> _Your objective_:
Reproduce every record below exactly as written, but leave out any pictures.

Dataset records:

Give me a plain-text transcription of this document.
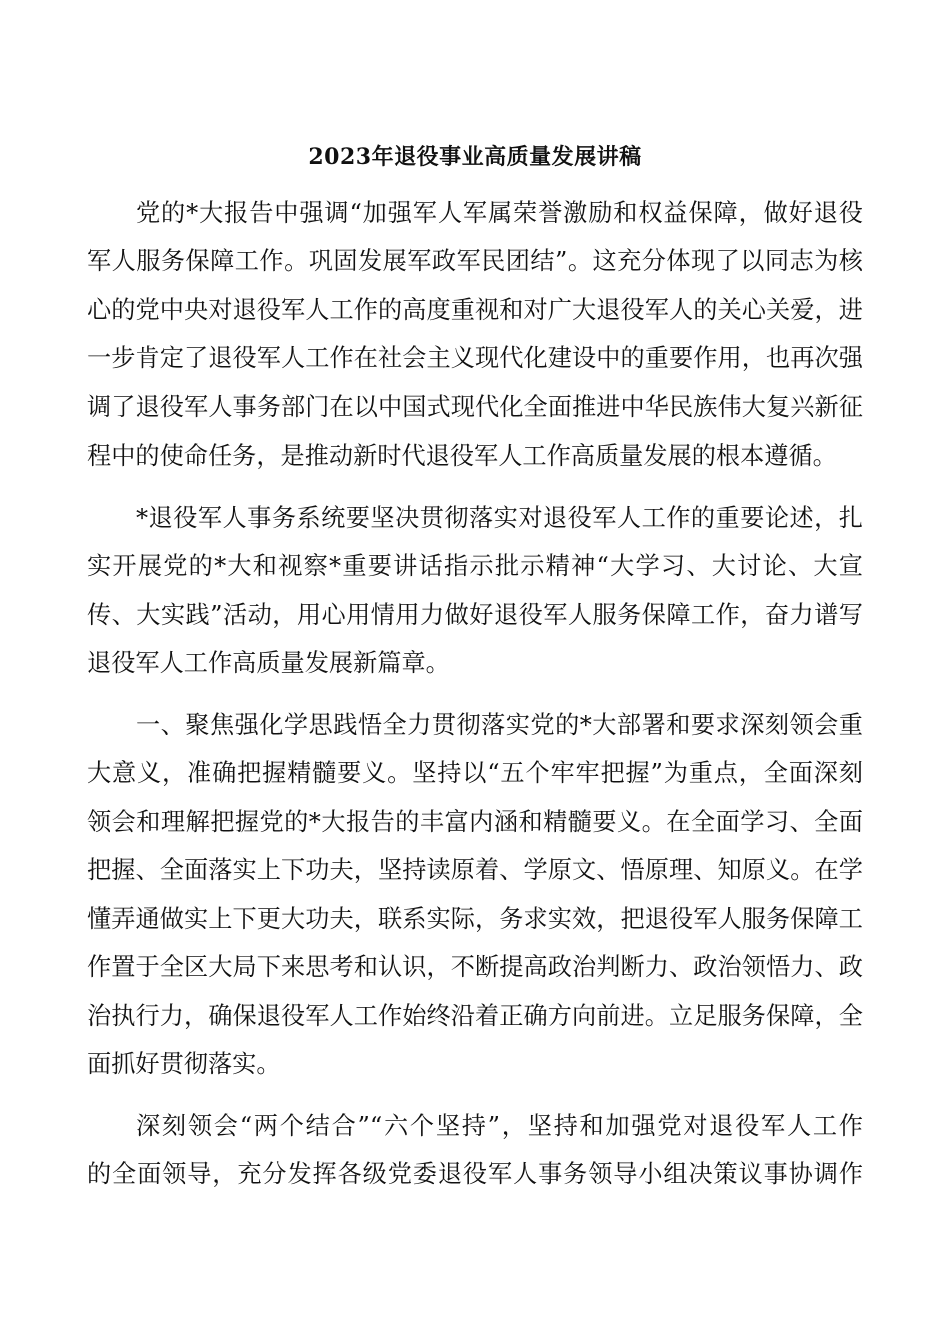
2023年退役事业高质量发展讲稿
党的*大报告中强调“加强军人军属荣誉激励和权益保障，做好退役
军人服务保障工作。巩固发展军政军民团结”。这充分体现了以同志为核
心的党中央对退役军人工作的高度重视和对广大退役军人的关心关爱，进
一步肯定了退役军人工作在社会主义现代化建设中的重要作用，也再次强
调了退役军人事务部门在以中国式现代化全面推进中华民族伟大复兴新征
程中的使命任务，是推动新时代退役军人工作高质量发展的根本遵循。
*退役军人事务系统要坚决贯彻落实对退役军人工作的重要论述，扎
实开展党的*大和视察*重要讲话指示批示精神“大学习、大讨论、大宣
传、大实践”活动，用心用情用力做好退役军人服务保障工作，奋力谱写
退役军人工作高质量发展新篇章。
一、聚焦强化学思践悟全力贯彻落实党的*大部署和要求深刻领会重
大意义，准确把握精髓要义。坚持以“五个牢牢把握”为重点，全面深刻
领会和理解把握党的*大报告的丰富内涵和精髓要义。在全面学习、全面
把握、全面落实上下功夫，坚持读原着、学原文、悟原理、知原义。在学
懂弄通做实上下更大功夫，联系实际，务求实效，把退役军人服务保障工
作置于全区大局下来思考和认识，不断提高政治判断力、政治领悟力、政
治执行力，确保退役军人工作始终沿着正确方向前进。立足服务保障，全
面抓好贯彻落实。
深刻领会“两个结合”“六个坚持”，坚持和加强党对退役军人工作
的全面领导，充分发挥各级党委退役军人事务领导小组决策议事协调作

> _Complete response_:
Give me a plain-text transcription of this document.
2023年退役事业高质量发展讲稿
党的*大报告中强调“加强军人军属荣誉激励和权益保障，做好退役
军人服务保障工作。巩固发展军政军民团结”。这充分体现了以同志为核
心的党中央对退役军人工作的高度重视和对广大退役军人的关心关爱，进
一步肯定了退役军人工作在社会主义现代化建设中的重要作用，也再次强
调了退役军人事务部门在以中国式现代化全面推进中华民族伟大复兴新征
程中的使命任务，是推动新时代退役军人工作高质量发展的根本遵循。
*退役军人事务系统要坚决贯彻落实对退役军人工作的重要论述，扎
实开展党的*大和视察*重要讲话指示批示精神“大学习、大讨论、大宣
传、大实践”活动，用心用情用力做好退役军人服务保障工作，奋力谱写
退役军人工作高质量发展新篇章。
一、聚焦强化学思践悟全力贯彻落实党的*大部署和要求深刻领会重
大意义，准确把握精髓要义。坚持以“五个牢牢把握”为重点，全面深刻
领会和理解把握党的*大报告的丰富内涵和精髓要义。在全面学习、全面
把握、全面落实上下功夫，坚持读原着、学原文、悟原理、知原义。在学
懂弄通做实上下更大功夫，联系实际，务求实效，把退役军人服务保障工
作置于全区大局下来思考和认识，不断提高政治判断力、政治领悟力、政
治执行力，确保退役军人工作始终沿着正确方向前进。立足服务保障，全
面抓好贯彻落实。
深刻领会“两个结合”“六个坚持”，坚持和加强党对退役军人工作
的全面领导，充分发挥各级党委退役军人事务领导小组决策议事协调作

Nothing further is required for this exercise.